--- Begin DATA PROVIDED ---

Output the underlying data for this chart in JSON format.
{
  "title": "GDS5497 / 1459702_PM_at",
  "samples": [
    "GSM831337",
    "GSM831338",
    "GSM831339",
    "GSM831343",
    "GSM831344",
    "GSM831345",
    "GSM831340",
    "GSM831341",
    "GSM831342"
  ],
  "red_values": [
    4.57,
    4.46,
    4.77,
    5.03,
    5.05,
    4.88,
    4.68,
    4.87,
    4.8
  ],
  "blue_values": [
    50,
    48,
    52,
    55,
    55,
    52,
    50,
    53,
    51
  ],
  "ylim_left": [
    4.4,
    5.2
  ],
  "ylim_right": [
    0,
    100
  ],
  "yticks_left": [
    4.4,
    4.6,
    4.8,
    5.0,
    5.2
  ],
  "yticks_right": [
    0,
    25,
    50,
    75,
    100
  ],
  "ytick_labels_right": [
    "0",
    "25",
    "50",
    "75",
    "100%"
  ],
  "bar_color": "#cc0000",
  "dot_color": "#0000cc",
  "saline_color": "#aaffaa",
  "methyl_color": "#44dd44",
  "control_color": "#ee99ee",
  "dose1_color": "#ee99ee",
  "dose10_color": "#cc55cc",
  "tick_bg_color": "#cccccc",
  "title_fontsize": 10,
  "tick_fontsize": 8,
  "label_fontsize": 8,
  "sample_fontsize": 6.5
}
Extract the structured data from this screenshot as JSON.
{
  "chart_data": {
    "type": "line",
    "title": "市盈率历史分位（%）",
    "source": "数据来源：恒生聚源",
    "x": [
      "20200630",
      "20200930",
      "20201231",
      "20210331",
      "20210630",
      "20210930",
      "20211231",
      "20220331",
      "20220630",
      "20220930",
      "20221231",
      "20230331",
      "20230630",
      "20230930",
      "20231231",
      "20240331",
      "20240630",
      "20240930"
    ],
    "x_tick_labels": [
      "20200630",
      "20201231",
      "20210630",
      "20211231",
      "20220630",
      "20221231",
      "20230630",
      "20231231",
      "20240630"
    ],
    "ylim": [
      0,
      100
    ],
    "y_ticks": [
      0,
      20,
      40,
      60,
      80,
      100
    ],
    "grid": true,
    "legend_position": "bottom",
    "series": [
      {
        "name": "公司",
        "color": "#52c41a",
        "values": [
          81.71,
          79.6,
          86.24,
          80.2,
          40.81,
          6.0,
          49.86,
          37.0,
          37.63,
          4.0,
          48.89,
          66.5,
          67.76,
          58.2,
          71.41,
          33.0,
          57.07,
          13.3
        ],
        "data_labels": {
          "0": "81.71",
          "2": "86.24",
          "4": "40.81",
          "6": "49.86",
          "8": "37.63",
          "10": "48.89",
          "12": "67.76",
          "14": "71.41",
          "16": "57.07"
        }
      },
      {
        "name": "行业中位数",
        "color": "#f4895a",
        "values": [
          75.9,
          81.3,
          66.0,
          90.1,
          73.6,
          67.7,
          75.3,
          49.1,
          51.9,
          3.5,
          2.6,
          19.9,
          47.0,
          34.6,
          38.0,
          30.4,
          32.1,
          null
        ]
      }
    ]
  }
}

--- End DATA PROVIDED ---

Restate every record exactly, leaving nothing out.

Output the underlying data for this chart in JSON format.
{
  "title": "GDS5497 / 1459702_PM_at",
  "samples": [
    "GSM831337",
    "GSM831338",
    "GSM831339",
    "GSM831343",
    "GSM831344",
    "GSM831345",
    "GSM831340",
    "GSM831341",
    "GSM831342"
  ],
  "red_values": [
    4.57,
    4.46,
    4.77,
    5.03,
    5.05,
    4.88,
    4.68,
    4.87,
    4.8
  ],
  "blue_values": [
    50,
    48,
    52,
    55,
    55,
    52,
    50,
    53,
    51
  ],
  "ylim_left": [
    4.4,
    5.2
  ],
  "ylim_right": [
    0,
    100
  ],
  "yticks_left": [
    4.4,
    4.6,
    4.8,
    5.0,
    5.2
  ],
  "yticks_right": [
    0,
    25,
    50,
    75,
    100
  ],
  "ytick_labels_right": [
    "0",
    "25",
    "50",
    "75",
    "100%"
  ],
  "bar_color": "#cc0000",
  "dot_color": "#0000cc",
  "saline_color": "#aaffaa",
  "methyl_color": "#44dd44",
  "control_color": "#ee99ee",
  "dose1_color": "#ee99ee",
  "dose10_color": "#cc55cc",
  "tick_bg_color": "#cccccc",
  "title_fontsize": 10,
  "tick_fontsize": 8,
  "label_fontsize": 8,
  "sample_fontsize": 6.5
}
Extract the structured data from this screenshot as JSON.
{
  "chart_data": {
    "type": "line",
    "title": "市盈率历史分位（%）",
    "source": "数据来源：恒生聚源",
    "x": [
      "20200630",
      "20200930",
      "20201231",
      "20210331",
      "20210630",
      "20210930",
      "20211231",
      "20220331",
      "20220630",
      "20220930",
      "20221231",
      "20230331",
      "20230630",
      "20230930",
      "20231231",
      "20240331",
      "20240630",
      "20240930"
    ],
    "x_tick_labels": [
      "20200630",
      "20201231",
      "20210630",
      "20211231",
      "20220630",
      "20221231",
      "20230630",
      "20231231",
      "20240630"
    ],
    "ylim": [
      0,
      100
    ],
    "y_ticks": [
      0,
      20,
      40,
      60,
      80,
      100
    ],
    "grid": true,
    "legend_position": "bottom",
    "series": [
      {
        "name": "公司",
        "color": "#52c41a",
        "values": [
          81.71,
          79.6,
          86.24,
          80.2,
          40.81,
          6.0,
          49.86,
          37.0,
          37.63,
          4.0,
          48.89,
          66.5,
          67.76,
          58.2,
          71.41,
          33.0,
          57.07,
          13.3
        ],
        "data_labels": {
          "0": "81.71",
          "2": "86.24",
          "4": "40.81",
          "6": "49.86",
          "8": "37.63",
          "10": "48.89",
          "12": "67.76",
          "14": "71.41",
          "16": "57.07"
        }
      },
      {
        "name": "行业中位数",
        "color": "#f4895a",
        "values": [
          75.9,
          81.3,
          66.0,
          90.1,
          73.6,
          67.7,
          75.3,
          49.1,
          51.9,
          3.5,
          2.6,
          19.9,
          47.0,
          34.6,
          38.0,
          30.4,
          32.1,
          null
        ]
      }
    ]
  }
}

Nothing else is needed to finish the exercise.